## BEGIN

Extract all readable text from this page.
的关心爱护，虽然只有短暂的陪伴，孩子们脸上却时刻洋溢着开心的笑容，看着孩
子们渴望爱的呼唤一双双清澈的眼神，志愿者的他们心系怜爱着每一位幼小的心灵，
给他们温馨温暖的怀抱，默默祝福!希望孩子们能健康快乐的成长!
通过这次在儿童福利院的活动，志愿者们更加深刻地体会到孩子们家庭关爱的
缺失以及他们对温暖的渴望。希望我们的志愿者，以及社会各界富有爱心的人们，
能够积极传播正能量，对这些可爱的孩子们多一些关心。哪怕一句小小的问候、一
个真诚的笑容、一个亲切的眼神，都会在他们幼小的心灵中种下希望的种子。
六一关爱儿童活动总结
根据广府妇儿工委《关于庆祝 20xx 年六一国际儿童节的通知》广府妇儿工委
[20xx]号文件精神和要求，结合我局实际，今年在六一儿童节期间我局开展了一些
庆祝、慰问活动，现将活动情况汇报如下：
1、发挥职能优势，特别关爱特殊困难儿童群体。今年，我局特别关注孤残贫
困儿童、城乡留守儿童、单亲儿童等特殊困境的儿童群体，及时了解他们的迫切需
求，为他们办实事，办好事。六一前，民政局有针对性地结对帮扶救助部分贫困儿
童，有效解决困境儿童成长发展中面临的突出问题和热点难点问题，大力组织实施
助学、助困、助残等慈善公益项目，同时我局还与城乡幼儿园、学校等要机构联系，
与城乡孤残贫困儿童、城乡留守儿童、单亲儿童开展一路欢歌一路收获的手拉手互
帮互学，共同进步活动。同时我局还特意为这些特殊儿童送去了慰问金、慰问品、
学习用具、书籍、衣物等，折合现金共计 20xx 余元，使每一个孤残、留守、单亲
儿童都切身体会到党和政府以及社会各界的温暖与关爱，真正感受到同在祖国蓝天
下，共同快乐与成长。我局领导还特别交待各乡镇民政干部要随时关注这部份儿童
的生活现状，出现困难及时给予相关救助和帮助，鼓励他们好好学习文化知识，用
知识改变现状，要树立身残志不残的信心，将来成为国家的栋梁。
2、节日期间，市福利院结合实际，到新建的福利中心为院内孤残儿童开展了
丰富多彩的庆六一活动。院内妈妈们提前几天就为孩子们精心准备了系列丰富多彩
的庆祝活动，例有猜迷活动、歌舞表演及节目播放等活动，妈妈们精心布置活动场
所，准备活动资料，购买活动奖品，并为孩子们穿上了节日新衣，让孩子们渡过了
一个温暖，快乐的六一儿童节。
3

## END
## BEGIN

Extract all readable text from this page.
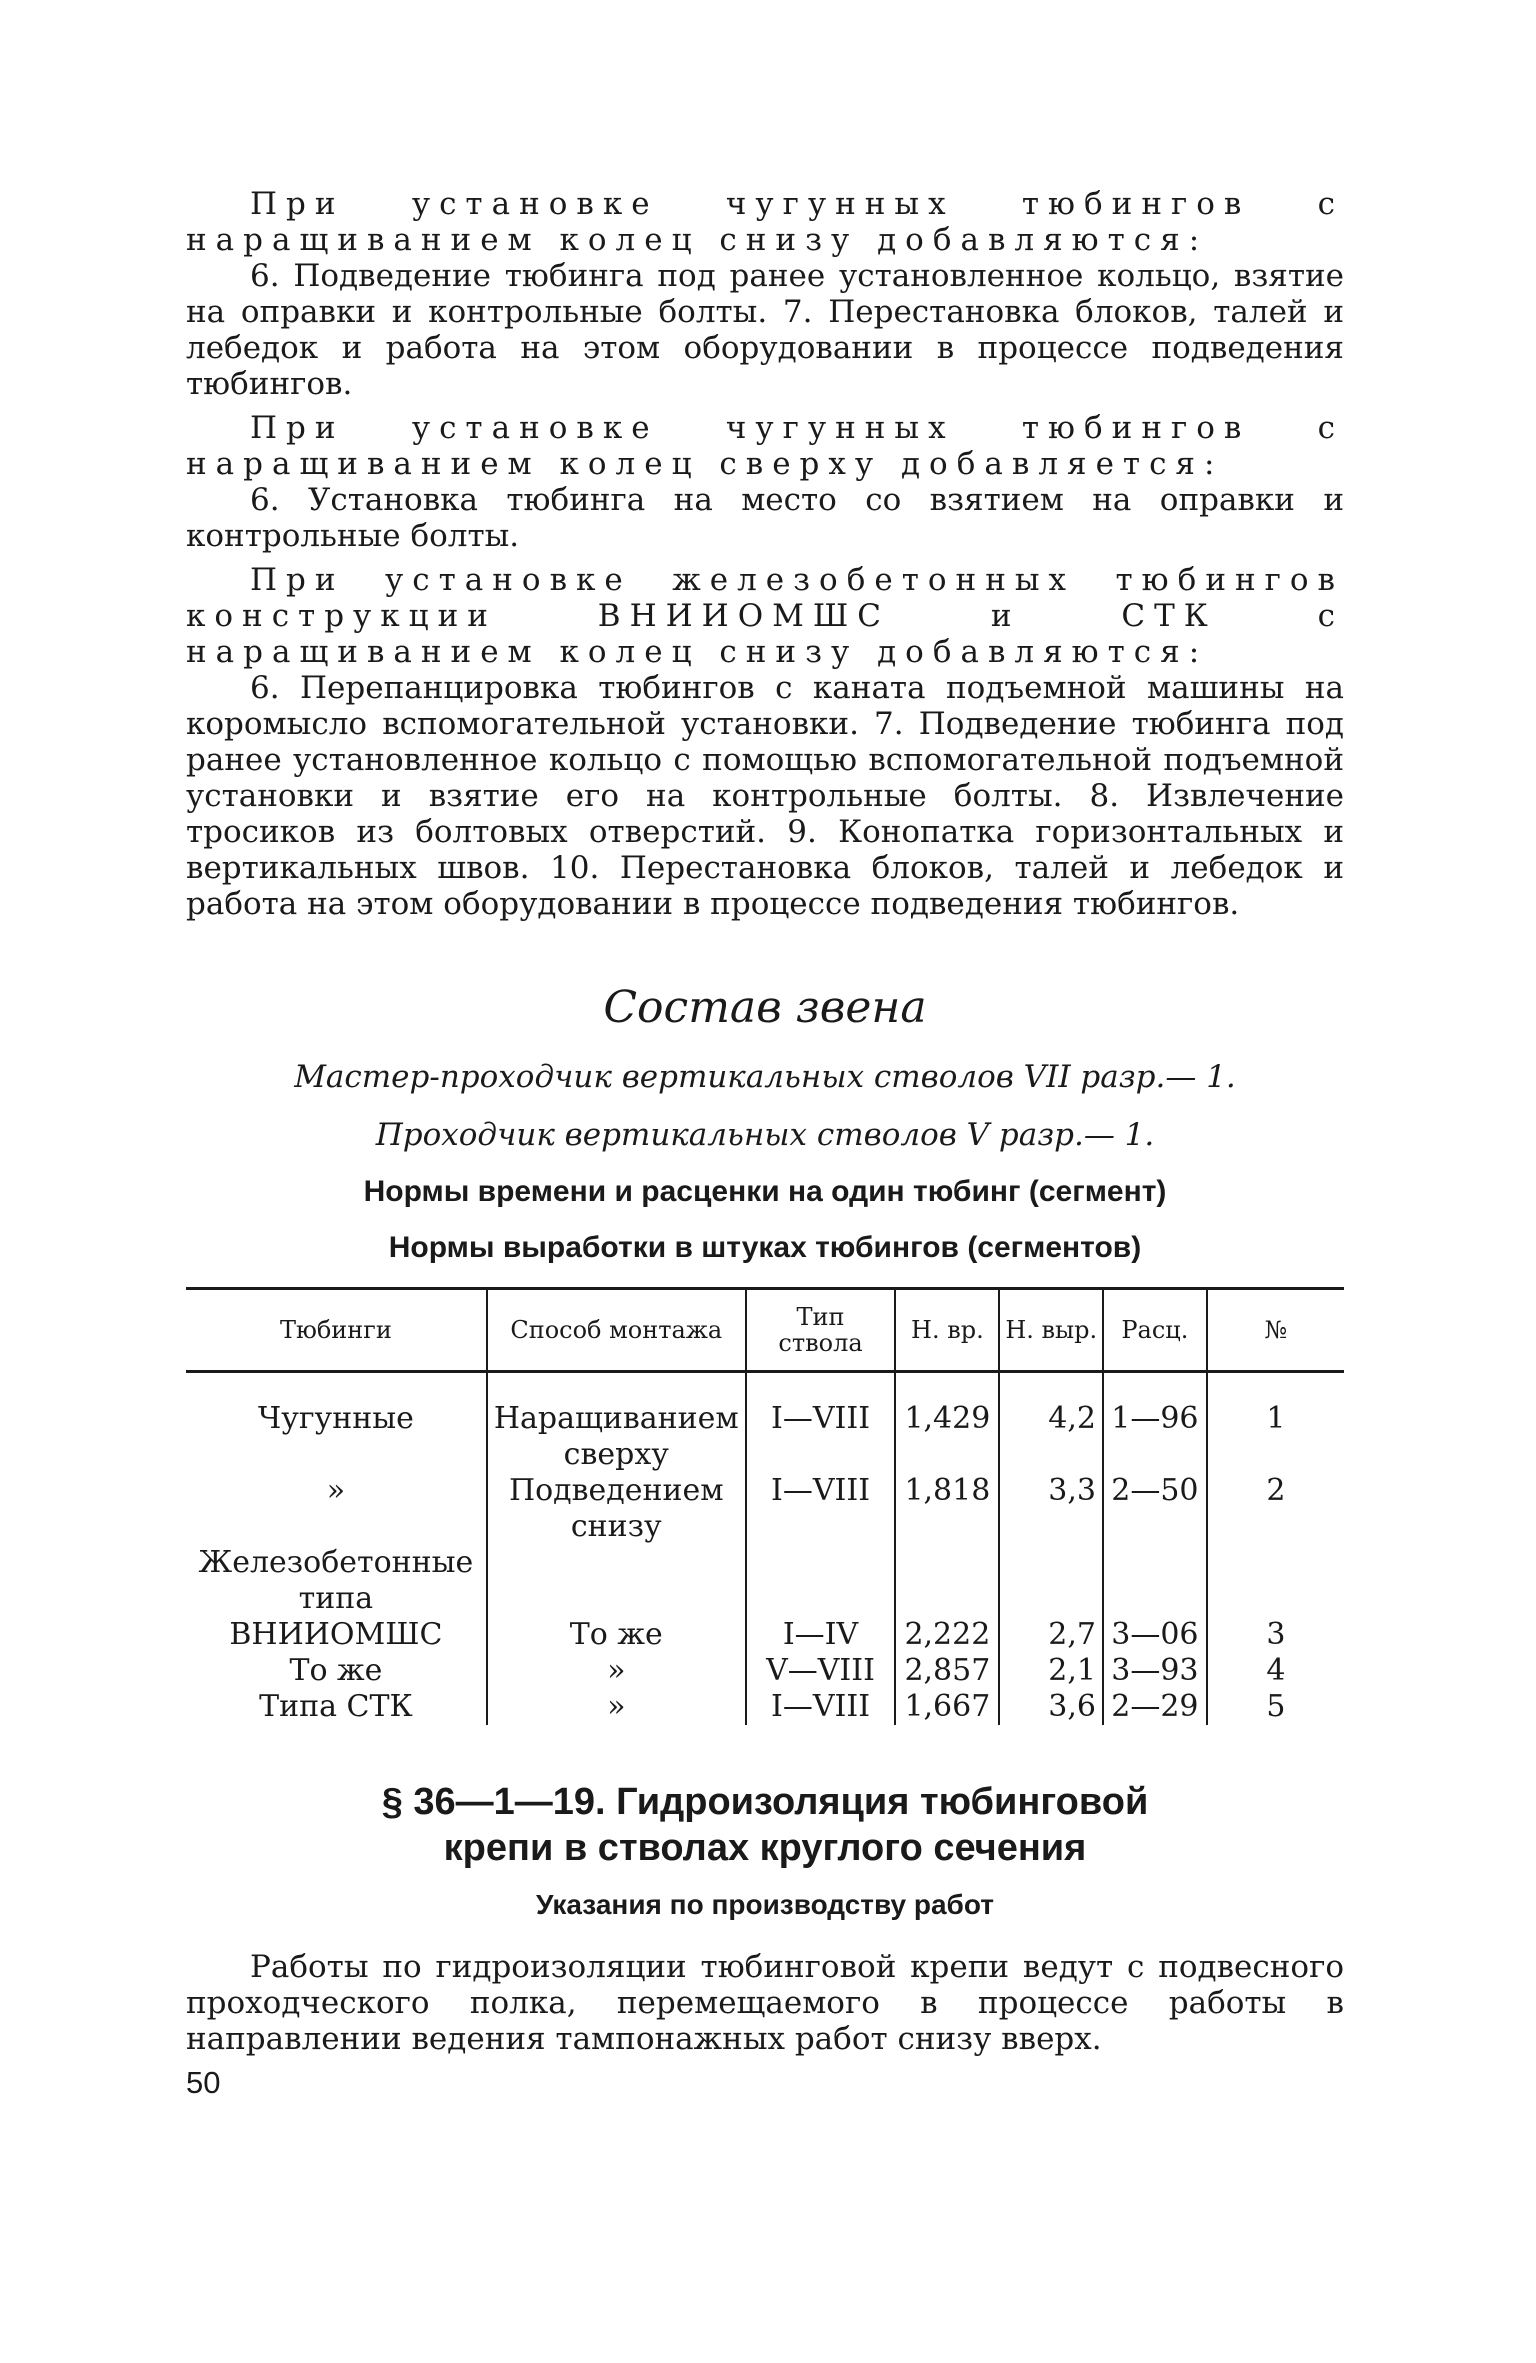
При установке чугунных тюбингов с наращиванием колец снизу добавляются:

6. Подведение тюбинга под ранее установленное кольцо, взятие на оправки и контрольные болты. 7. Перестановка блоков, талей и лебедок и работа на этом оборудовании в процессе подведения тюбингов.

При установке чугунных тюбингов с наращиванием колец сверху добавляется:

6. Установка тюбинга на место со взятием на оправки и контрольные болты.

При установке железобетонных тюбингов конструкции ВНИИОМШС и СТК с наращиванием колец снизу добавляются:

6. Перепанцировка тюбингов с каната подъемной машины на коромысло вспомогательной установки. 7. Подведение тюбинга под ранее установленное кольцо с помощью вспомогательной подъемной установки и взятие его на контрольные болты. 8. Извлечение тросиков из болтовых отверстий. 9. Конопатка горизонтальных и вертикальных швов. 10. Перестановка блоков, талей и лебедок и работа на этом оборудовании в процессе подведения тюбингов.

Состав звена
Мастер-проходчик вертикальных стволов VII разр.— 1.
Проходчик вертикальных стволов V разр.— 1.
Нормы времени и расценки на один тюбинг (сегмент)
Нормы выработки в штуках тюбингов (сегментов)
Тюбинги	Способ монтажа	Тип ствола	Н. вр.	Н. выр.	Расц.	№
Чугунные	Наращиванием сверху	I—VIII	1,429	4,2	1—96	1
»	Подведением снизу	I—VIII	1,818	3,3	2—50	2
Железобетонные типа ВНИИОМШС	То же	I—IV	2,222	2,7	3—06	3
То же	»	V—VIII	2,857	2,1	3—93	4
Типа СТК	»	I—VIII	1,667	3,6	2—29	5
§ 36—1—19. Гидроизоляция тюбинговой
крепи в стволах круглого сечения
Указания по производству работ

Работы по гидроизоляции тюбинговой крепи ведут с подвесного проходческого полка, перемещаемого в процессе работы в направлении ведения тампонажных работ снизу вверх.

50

## END

_GIVEN TASK_. Scan the material above. Extract every line in which the word "Нормы" occurs.

_EXERCISE RESULT_.
Нормы времени и расценки на один тюбинг (сегмент)
Нормы выработки в штуках тюбингов (сегментов)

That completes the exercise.